On March 29, 2016, NYSE MKT LLC (“Exchange” or “NYSE MKT”) filed with the Securities and Exchange Commission (“Commission”), pursuant to Section 19(b)(1) of the Securities Exchange Act of 1934 (“Act”) and Rule 19b-4 thereunder, a proposed rule change to amend the Eighth Amended and Restated Operating Agreement of the Exchange (“Operating Agreement”). The proposed rule change was published for comment in the Federal Register on April 12, 2016. The Commission received no comments in response to the Notice. On May 19, 2016, the Exchange filed Amendment No. 1 to the proposal. This order approves the proposed rule change, as modified by Amendment No. 1 thereto.

17 CFR 240.19b-4.

Securities Exchange Act Release No. 77536 (April 6, 2016), 81 FR 21636 (“Notice”).

Amendment No. 1 is a technical amendment to retain the initial reference to “DCRC Candidates” in Section 2.03(a)(iii) of the Operating Agreement rather than to delete it. Because Amendment No. 1 to the proposed rule change does not materially alter the substance of the proposed rule change or raise unique or novel regulatory issues, Amendment No. 1 is not subject to notice and comment.

II. Description of the Proposal

The Exchange proposes to amend the Operating Agreement to (1) change the process for nominating non-affiliated directors; (2) remove a reference to an obsolete category of member; and (3) add references to Designated Market Makers (“DMMs”).

A. Process for Nominating Non-Affiliated Directors

Pursuant to the Operating Agreement, at least 20 percent of the Exchange's Board of Directors (“Board”) is made up of “Non-Affiliated Directors” (commonly referred to as “fair representation directors”). Pursuant to Section 2.03(a) of the Operating Agreement, the nominating and governance committee (“NGC”) of the board of directors of ICE, the indirect parent of the Exchange, nominates the candidates for Non-Affiliated Directors, who are then elected by NYSE Group, Inc. (“NYSE Group”) as the sole member of the Exchange. The Exchange proposes to amend Section 2.03(a) to have the Director Candidate Recommendation Committee (“DCRC”) of the Exchange assume the role currently played by the ICE NGC and to make a conforming change to Section 2.03(h)(i). In addition, if the Exchange's Member Organizations endorse a Petition Candidate for Non-Affiliated Director pursuant to Section 2.03(a)(iv) of the Operating Agreement, the ICE NGC makes the determination of whether the person is eligible. The Exchange proposes to amend Section 2.03(a)(iv) to have the Exchange make such determination instead of the ICE NGC.

========================

Instruction
Pick up the passage on the proposed NYSE MKT Operating Agreement changes and continue it from the end of its final sentence.

========================

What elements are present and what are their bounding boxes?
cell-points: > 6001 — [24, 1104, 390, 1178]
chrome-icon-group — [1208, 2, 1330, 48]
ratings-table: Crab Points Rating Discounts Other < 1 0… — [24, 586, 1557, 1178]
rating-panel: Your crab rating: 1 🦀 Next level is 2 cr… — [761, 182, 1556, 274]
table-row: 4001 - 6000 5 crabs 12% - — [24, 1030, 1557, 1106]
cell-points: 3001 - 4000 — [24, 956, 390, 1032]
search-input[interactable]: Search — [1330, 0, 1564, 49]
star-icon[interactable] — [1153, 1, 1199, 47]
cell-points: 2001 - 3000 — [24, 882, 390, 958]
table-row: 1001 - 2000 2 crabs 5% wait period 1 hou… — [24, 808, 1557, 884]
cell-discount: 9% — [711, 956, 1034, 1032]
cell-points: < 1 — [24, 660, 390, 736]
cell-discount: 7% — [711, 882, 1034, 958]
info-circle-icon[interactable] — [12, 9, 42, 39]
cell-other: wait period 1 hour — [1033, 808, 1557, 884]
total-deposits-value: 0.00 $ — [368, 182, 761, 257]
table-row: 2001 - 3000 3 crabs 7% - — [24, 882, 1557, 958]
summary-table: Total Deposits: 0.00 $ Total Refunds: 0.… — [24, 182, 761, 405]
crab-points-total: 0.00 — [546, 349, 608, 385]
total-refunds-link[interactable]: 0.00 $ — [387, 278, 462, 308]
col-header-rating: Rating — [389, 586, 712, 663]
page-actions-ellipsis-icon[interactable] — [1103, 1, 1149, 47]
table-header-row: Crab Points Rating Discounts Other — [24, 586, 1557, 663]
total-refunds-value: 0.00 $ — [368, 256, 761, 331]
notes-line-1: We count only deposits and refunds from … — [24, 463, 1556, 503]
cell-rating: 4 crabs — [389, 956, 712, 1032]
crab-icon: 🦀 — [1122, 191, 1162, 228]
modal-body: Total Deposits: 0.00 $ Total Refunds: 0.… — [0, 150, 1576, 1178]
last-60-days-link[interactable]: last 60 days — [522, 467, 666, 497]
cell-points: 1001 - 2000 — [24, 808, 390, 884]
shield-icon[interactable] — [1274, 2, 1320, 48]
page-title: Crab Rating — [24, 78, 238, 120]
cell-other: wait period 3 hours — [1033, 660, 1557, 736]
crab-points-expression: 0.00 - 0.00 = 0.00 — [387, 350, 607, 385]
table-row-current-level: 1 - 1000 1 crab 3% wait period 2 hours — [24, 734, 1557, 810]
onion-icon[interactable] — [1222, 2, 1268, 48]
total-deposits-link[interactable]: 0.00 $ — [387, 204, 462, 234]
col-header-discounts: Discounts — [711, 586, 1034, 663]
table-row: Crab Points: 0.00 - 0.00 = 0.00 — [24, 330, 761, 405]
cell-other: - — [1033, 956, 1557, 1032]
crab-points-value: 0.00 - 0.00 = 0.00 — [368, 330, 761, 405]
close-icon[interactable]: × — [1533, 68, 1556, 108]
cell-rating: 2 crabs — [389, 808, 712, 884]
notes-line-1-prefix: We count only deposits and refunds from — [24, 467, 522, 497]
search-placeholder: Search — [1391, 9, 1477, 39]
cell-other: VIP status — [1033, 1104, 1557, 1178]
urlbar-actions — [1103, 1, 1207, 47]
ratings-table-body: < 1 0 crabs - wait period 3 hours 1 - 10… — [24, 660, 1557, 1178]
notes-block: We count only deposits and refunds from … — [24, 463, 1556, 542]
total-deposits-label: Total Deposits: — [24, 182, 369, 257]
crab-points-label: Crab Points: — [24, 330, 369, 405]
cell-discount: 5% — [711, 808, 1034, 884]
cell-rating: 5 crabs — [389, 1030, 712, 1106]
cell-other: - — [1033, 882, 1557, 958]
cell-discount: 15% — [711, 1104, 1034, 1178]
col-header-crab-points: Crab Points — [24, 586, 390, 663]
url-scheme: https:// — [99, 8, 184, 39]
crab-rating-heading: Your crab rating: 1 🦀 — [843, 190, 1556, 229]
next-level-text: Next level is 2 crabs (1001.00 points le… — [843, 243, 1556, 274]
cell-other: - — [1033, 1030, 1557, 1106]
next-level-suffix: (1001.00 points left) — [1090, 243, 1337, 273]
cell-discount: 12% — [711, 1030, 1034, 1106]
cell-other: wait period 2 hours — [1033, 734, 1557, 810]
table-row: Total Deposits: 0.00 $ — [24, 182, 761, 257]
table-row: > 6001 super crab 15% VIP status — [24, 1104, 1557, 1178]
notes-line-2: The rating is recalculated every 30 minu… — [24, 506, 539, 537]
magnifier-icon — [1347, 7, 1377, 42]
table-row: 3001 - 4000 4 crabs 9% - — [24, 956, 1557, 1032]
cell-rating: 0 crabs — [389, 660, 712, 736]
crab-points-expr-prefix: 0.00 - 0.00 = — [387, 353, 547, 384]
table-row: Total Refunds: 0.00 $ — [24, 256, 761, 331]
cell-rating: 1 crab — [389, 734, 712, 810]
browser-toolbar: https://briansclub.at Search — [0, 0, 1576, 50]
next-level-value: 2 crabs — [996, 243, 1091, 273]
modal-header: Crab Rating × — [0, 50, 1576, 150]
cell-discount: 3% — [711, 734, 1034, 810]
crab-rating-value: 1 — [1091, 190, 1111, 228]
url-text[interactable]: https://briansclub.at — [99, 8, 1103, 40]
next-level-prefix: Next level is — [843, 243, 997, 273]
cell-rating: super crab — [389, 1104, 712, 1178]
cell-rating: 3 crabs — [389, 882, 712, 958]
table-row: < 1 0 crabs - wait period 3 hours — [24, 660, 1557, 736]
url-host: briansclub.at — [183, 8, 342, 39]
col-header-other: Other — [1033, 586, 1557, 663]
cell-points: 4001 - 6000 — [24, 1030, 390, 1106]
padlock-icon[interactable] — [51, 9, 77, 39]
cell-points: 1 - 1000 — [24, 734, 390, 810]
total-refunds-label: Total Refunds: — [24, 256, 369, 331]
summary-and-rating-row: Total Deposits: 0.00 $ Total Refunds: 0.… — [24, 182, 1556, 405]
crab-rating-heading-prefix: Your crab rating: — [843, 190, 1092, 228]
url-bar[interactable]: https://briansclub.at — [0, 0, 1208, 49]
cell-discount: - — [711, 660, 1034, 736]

========================

Response below
Pursuant to Section 2.03(a) of the Operating Agreement, Non-Affiliated Directors are persons who are not members of the Board of Directors of Intercontinental Exchange, Inc. (“ICE”). A person may not be a Non-Affiliated Director unless he or she is free of any statutory disqualification, as defined in Section 3(a)(39) of the Act, 15 U.S.C. 78c(a)(39), Non-Affiliated Directors need not be independent.

See Section 2.03(a)(iv) of the Operating Agreement.

Pursuant to Section 2.02 of the Operating Agreement, “Member Organizations” refers to members and member organizations, as defined in NYSE MKT Rules 18 and 24, respectively.

Currently, the nomination by the ICE NGC is the final step in the process for electing a Non-Affiliated Director. First, the DCRC recommends a candidate, whose name then is announced to the Member Organizations. The Member Organizations may propose alternate candidates by petition. If there are no Petition Candidates, the DCRC recommends its candidate to the ICE NGC. If Petition Candidates are proposed, the ICE NGC makes the determination of whether the candidates are eligible, and then all of the eligible candidates are submitted to the Member Organizations for a vote. The DCRC recommends to the ICE NGC the candidate receiving the highest number of votes. The ICE NGC is obligated to designate the DCRC-recommended candidate as the nominee, and NYSE Group is obligated to elect him or her as a Non-Affiliated Director.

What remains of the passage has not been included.